- CHALLENGE
Reproduce all the entries exactly.

==== RECORDS FOR THE TASK

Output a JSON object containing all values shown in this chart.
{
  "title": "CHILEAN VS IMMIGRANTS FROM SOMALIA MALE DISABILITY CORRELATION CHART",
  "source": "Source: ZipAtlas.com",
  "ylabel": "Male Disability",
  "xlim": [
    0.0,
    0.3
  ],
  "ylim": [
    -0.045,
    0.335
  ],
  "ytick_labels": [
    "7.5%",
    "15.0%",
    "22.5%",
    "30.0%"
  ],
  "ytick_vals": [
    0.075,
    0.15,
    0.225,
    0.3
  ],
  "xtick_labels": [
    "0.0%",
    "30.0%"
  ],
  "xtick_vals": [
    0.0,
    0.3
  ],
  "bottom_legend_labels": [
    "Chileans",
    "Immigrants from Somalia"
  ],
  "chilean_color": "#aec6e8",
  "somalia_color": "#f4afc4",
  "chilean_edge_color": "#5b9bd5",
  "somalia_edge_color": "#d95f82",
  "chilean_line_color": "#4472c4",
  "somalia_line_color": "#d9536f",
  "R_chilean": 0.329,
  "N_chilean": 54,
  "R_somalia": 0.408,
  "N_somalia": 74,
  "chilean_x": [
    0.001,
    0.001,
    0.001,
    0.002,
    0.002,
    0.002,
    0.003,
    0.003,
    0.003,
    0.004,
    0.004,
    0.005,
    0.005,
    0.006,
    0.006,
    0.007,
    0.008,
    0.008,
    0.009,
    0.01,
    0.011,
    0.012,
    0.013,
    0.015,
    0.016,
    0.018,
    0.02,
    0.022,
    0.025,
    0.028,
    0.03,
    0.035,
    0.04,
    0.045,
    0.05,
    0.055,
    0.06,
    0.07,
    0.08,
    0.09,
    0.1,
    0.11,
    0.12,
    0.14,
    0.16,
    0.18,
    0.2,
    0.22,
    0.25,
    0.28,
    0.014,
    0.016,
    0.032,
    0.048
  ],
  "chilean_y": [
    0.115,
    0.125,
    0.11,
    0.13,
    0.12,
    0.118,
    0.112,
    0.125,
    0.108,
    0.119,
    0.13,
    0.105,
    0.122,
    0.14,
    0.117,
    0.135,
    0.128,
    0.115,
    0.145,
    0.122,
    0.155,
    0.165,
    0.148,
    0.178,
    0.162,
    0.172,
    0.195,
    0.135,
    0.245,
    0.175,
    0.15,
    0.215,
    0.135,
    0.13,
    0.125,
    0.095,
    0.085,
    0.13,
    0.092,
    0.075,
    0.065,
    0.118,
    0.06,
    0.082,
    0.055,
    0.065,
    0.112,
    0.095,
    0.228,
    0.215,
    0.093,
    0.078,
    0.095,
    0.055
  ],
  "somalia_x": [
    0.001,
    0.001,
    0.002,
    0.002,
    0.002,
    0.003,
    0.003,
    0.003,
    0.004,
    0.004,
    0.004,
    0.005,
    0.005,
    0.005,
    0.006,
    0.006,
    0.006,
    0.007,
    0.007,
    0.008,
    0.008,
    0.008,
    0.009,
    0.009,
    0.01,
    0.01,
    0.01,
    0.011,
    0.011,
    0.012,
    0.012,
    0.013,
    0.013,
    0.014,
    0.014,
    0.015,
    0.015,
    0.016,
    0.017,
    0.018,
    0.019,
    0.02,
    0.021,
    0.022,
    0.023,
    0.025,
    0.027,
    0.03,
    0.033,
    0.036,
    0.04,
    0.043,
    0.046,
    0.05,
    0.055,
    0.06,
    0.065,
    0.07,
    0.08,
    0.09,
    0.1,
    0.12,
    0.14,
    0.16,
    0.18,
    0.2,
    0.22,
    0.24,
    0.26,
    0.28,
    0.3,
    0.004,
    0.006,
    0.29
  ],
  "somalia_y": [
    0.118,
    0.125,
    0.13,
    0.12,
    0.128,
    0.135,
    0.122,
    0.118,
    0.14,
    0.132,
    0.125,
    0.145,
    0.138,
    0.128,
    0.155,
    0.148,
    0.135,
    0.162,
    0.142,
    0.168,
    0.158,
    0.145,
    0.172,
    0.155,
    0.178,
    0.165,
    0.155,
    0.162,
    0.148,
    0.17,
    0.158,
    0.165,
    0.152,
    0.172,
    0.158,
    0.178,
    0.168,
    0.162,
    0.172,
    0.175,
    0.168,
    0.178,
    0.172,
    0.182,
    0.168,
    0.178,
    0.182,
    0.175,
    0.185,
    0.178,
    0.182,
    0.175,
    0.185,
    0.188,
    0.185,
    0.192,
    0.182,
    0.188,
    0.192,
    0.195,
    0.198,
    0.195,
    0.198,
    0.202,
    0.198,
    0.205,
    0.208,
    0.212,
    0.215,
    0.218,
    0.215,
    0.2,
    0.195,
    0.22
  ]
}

========

- SOLUTION FOR THIS TASK
Output a JSON object containing all values shown in this chart.
{
  "title": "CHILEAN VS IMMIGRANTS FROM SOMALIA MALE DISABILITY CORRELATION CHART",
  "source": "Source: ZipAtlas.com",
  "ylabel": "Male Disability",
  "xlim": [
    0.0,
    0.3
  ],
  "ylim": [
    -0.045,
    0.335
  ],
  "ytick_labels": [
    "7.5%",
    "15.0%",
    "22.5%",
    "30.0%"
  ],
  "ytick_vals": [
    0.075,
    0.15,
    0.225,
    0.3
  ],
  "xtick_labels": [
    "0.0%",
    "30.0%"
  ],
  "xtick_vals": [
    0.0,
    0.3
  ],
  "bottom_legend_labels": [
    "Chileans",
    "Immigrants from Somalia"
  ],
  "chilean_color": "#aec6e8",
  "somalia_color": "#f4afc4",
  "chilean_edge_color": "#5b9bd5",
  "somalia_edge_color": "#d95f82",
  "chilean_line_color": "#4472c4",
  "somalia_line_color": "#d9536f",
  "R_chilean": 0.329,
  "N_chilean": 54,
  "R_somalia": 0.408,
  "N_somalia": 74,
  "chilean_x": [
    0.001,
    0.001,
    0.001,
    0.002,
    0.002,
    0.002,
    0.003,
    0.003,
    0.003,
    0.004,
    0.004,
    0.005,
    0.005,
    0.006,
    0.006,
    0.007,
    0.008,
    0.008,
    0.009,
    0.01,
    0.011,
    0.012,
    0.013,
    0.015,
    0.016,
    0.018,
    0.02,
    0.022,
    0.025,
    0.028,
    0.03,
    0.035,
    0.04,
    0.045,
    0.05,
    0.055,
    0.06,
    0.07,
    0.08,
    0.09,
    0.1,
    0.11,
    0.12,
    0.14,
    0.16,
    0.18,
    0.2,
    0.22,
    0.25,
    0.28,
    0.014,
    0.016,
    0.032,
    0.048
  ],
  "chilean_y": [
    0.115,
    0.125,
    0.11,
    0.13,
    0.12,
    0.118,
    0.112,
    0.125,
    0.108,
    0.119,
    0.13,
    0.105,
    0.122,
    0.14,
    0.117,
    0.135,
    0.128,
    0.115,
    0.145,
    0.122,
    0.155,
    0.165,
    0.148,
    0.178,
    0.162,
    0.172,
    0.195,
    0.135,
    0.245,
    0.175,
    0.15,
    0.215,
    0.135,
    0.13,
    0.125,
    0.095,
    0.085,
    0.13,
    0.092,
    0.075,
    0.065,
    0.118,
    0.06,
    0.082,
    0.055,
    0.065,
    0.112,
    0.095,
    0.228,
    0.215,
    0.093,
    0.078,
    0.095,
    0.055
  ],
  "somalia_x": [
    0.001,
    0.001,
    0.002,
    0.002,
    0.002,
    0.003,
    0.003,
    0.003,
    0.004,
    0.004,
    0.004,
    0.005,
    0.005,
    0.005,
    0.006,
    0.006,
    0.006,
    0.007,
    0.007,
    0.008,
    0.008,
    0.008,
    0.009,
    0.009,
    0.01,
    0.01,
    0.01,
    0.011,
    0.011,
    0.012,
    0.012,
    0.013,
    0.013,
    0.014,
    0.014,
    0.015,
    0.015,
    0.016,
    0.017,
    0.018,
    0.019,
    0.02,
    0.021,
    0.022,
    0.023,
    0.025,
    0.027,
    0.03,
    0.033,
    0.036,
    0.04,
    0.043,
    0.046,
    0.05,
    0.055,
    0.06,
    0.065,
    0.07,
    0.08,
    0.09,
    0.1,
    0.12,
    0.14,
    0.16,
    0.18,
    0.2,
    0.22,
    0.24,
    0.26,
    0.28,
    0.3,
    0.004,
    0.006,
    0.29
  ],
  "somalia_y": [
    0.118,
    0.125,
    0.13,
    0.12,
    0.128,
    0.135,
    0.122,
    0.118,
    0.14,
    0.132,
    0.125,
    0.145,
    0.138,
    0.128,
    0.155,
    0.148,
    0.135,
    0.162,
    0.142,
    0.168,
    0.158,
    0.145,
    0.172,
    0.155,
    0.178,
    0.165,
    0.155,
    0.162,
    0.148,
    0.17,
    0.158,
    0.165,
    0.152,
    0.172,
    0.158,
    0.178,
    0.168,
    0.162,
    0.172,
    0.175,
    0.168,
    0.178,
    0.172,
    0.182,
    0.168,
    0.178,
    0.182,
    0.175,
    0.185,
    0.178,
    0.182,
    0.175,
    0.185,
    0.188,
    0.185,
    0.192,
    0.182,
    0.188,
    0.192,
    0.195,
    0.198,
    0.195,
    0.198,
    0.202,
    0.198,
    0.205,
    0.208,
    0.212,
    0.215,
    0.218,
    0.215,
    0.2,
    0.195,
    0.22
  ]
}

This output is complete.